### INSTRUCTIONS TO FOLLOW
Repeat all of the records verbatim.

### RAW DATA

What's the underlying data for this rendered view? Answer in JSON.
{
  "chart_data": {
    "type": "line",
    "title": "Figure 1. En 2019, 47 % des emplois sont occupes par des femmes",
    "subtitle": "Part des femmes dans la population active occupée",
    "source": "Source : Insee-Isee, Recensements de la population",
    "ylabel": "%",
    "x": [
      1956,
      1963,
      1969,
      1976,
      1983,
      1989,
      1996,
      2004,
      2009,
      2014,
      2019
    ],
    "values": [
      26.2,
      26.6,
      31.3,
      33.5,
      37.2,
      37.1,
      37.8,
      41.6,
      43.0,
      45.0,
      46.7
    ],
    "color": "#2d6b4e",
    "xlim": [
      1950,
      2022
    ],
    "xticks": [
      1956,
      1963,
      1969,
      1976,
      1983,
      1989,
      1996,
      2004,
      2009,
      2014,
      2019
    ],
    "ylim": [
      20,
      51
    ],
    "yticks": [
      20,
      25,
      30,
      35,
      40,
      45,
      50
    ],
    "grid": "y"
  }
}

### RESPONSE TO THE EXERCISE
What's the underlying data for this rendered view? Answer in JSON.
{
  "chart_data": {
    "type": "line",
    "title": "Figure 1. En 2019, 47 % des emplois sont occupes par des femmes",
    "subtitle": "Part des femmes dans la population active occupée",
    "source": "Source : Insee-Isee, Recensements de la population",
    "ylabel": "%",
    "x": [
      1956,
      1963,
      1969,
      1976,
      1983,
      1989,
      1996,
      2004,
      2009,
      2014,
      2019
    ],
    "values": [
      26.2,
      26.6,
      31.3,
      33.5,
      37.2,
      37.1,
      37.8,
      41.6,
      43.0,
      45.0,
      46.7
    ],
    "color": "#2d6b4e",
    "xlim": [
      1950,
      2022
    ],
    "xticks": [
      1956,
      1963,
      1969,
      1976,
      1983,
      1989,
      1996,
      2004,
      2009,
      2014,
      2019
    ],
    "ylim": [
      20,
      51
    ],
    "yticks": [
      20,
      25,
      30,
      35,
      40,
      45,
      50
    ],
    "grid": "y"
  }
}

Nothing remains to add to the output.